## Stated goal
Quote every line of the entries below verbatim.

## Data records
================================

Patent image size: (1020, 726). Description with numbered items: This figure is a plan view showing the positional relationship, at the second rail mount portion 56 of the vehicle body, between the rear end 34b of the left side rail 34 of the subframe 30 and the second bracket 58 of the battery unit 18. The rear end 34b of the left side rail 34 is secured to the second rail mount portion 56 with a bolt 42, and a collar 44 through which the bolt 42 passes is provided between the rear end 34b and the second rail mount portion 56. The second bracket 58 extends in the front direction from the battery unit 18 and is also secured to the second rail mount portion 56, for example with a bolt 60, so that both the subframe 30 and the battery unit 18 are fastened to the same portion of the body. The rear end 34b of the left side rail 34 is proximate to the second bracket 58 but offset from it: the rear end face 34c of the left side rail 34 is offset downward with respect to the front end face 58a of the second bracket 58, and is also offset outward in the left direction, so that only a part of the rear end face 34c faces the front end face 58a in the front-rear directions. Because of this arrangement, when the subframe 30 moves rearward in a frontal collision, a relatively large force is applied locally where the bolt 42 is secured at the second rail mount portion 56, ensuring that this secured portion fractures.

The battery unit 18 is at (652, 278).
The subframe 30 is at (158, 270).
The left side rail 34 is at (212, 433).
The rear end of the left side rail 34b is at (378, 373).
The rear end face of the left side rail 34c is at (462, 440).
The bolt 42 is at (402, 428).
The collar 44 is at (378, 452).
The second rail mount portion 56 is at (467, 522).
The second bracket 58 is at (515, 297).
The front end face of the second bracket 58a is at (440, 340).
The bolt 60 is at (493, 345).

================================

## Correct output
Patent image size: (1020, 726). Description with numbered items: This figure is a plan view showing the positional relationship, at the second rail mount portion 56 of the vehicle body, between the rear end 34b of the left side rail 34 of the subframe 30 and the second bracket 58 of the battery unit 18. The rear end 34b of the left side rail 34 is secured to the second rail mount portion 56 with a bolt 42, and a collar 44 through which the bolt 42 passes is provided between the rear end 34b and the second rail mount portion 56. The second bracket 58 extends in the front direction from the battery unit 18 and is also secured to the second rail mount portion 56, for example with a bolt 60, so that both the subframe 30 and the battery unit 18 are fastened to the same portion of the body. The rear end 34b of the left side rail 34 is proximate to the second bracket 58 but offset from it: the rear end face 34c of the left side rail 34 is offset downward with respect to the front end face 58a of the second bracket 58, and is also offset outward in the left direction, so that only a part of the rear end face 34c faces the front end face 58a in the front-rear directions. Because of this arrangement, when the subframe 30 moves rearward in a frontal collision, a relatively large force is applied locally where the bolt 42 is secured at the second rail mount portion 56, ensuring that this secured portion fractures.

The battery unit 18 is at (652, 278).
The subframe 30 is at (158, 270).
The left side rail 34 is at (212, 433).
The rear end of the left side rail 34b is at (378, 373).
The rear end face of the left side rail 34c is at (462, 440).
The bolt 42 is at (402, 428).
The collar 44 is at (378, 452).
The second rail mount portion 56 is at (467, 522).
The second bracket 58 is at (515, 297).
The front end face of the second bracket 58a is at (440, 340).
The bolt 60 is at (493, 345).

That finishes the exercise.